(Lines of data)

━━━━━━━━

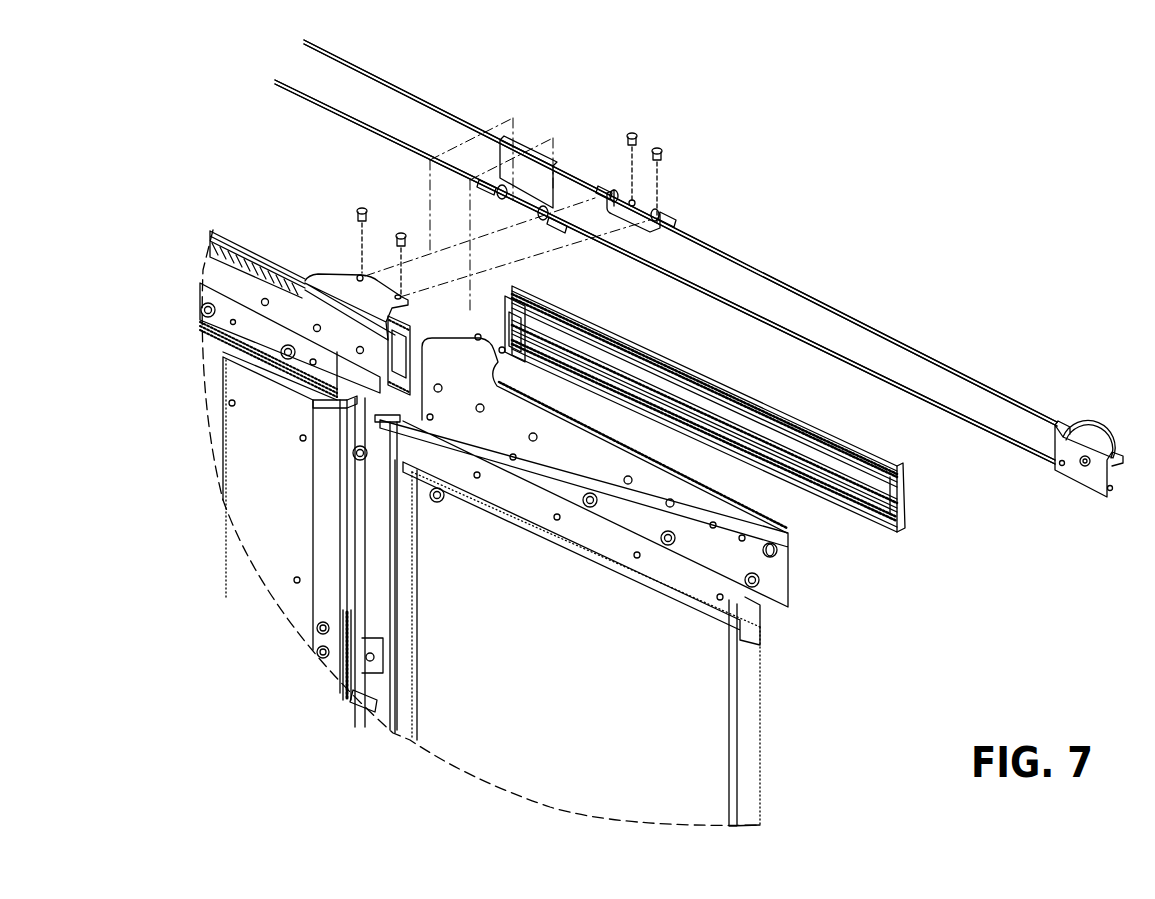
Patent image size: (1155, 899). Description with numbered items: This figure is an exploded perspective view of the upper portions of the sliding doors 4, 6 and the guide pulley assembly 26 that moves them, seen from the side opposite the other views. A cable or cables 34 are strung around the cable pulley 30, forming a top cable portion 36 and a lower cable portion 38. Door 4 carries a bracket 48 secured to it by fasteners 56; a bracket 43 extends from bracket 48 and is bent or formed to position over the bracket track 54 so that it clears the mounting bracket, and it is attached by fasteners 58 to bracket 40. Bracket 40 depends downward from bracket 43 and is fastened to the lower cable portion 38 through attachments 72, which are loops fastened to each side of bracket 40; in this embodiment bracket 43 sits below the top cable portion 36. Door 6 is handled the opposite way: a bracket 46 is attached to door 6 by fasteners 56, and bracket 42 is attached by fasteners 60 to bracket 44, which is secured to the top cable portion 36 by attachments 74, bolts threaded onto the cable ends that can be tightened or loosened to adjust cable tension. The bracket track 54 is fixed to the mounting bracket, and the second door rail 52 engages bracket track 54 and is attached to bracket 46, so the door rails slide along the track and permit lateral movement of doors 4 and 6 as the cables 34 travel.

The door 4 is at (247, 488).
The door 6 is at (547, 684).
The guide pulley assembly 26 is at (728, 120).
The cable pulley 30 is at (1088, 435).
The cable 34 is at (357, 66).
The top cable portion 36 is at (444, 100).
The lower cable portion 38 is at (348, 120).
The bracket 40 is at (535, 188).
The bracket 42 is at (487, 355).
The bracket 43 is at (357, 290).
The bracket 44 is at (637, 206).
The bracket 46 is at (768, 574).
The bracket 48 is at (237, 280).
The second door rail 52 is at (792, 546).
The bracket track 54 is at (268, 280).
The fastener 56 is at (208, 318).
The fastener 58 is at (370, 210).
The fastener 60 is at (634, 133).
The attachment 72 is at (487, 190).
The attachment 74 is at (606, 180).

━━━━━━━━

*EXERCISE TASK:*
Please pull out every line of the listing above that contains the word "pulley".

*THE ANSWER:*
Patent image size: (1155, 899). Description with numbered items: This figure is an exploded perspective view of the upper portions of the sliding doors 4, 6 and the guide pulley assembly 26 that moves them, seen from the side opposite the other views. A cable or cables 34 are strung around the cable pulley 30, forming a top cable portion 36 and a lower cable portion 38. Door 4 carries a bracket 48 secured to it by fasteners 56; a bracket 43 extends from bracket 48 and is bent or formed to position over the bracket track 54 so that it clears the mounting bracket, and it is attached by fasteners 58 to bracket 40. Bracket 40 depends downward from bracket 43 and is fastened to the lower cable portion 38 through attachments 72, which are loops fastened to each side of bracket 40; in this embodiment bracket 43 sits below the top cable portion 36. Door 6 is handled the opposite way: a bracket 46 is attached to door 6 by fasteners 56, and bracket 42 is attached by fasteners 60 to bracket 44, which is secured to the top cable portion 36 by attachments 74, bolts threaded onto the cable ends that can be tightened or loosened to adjust cable tension. The bracket track 54 is fixed to the mounting bracket, and the second door rail 52 engages bracket track 54 and is attached to bracket 46, so the door rails slide along the track and permit lateral movement of doors 4 and 6 as the cables 34 travel.
The guide pulley assembly 26 is at (728, 120).
The cable pulley 30 is at (1088, 435).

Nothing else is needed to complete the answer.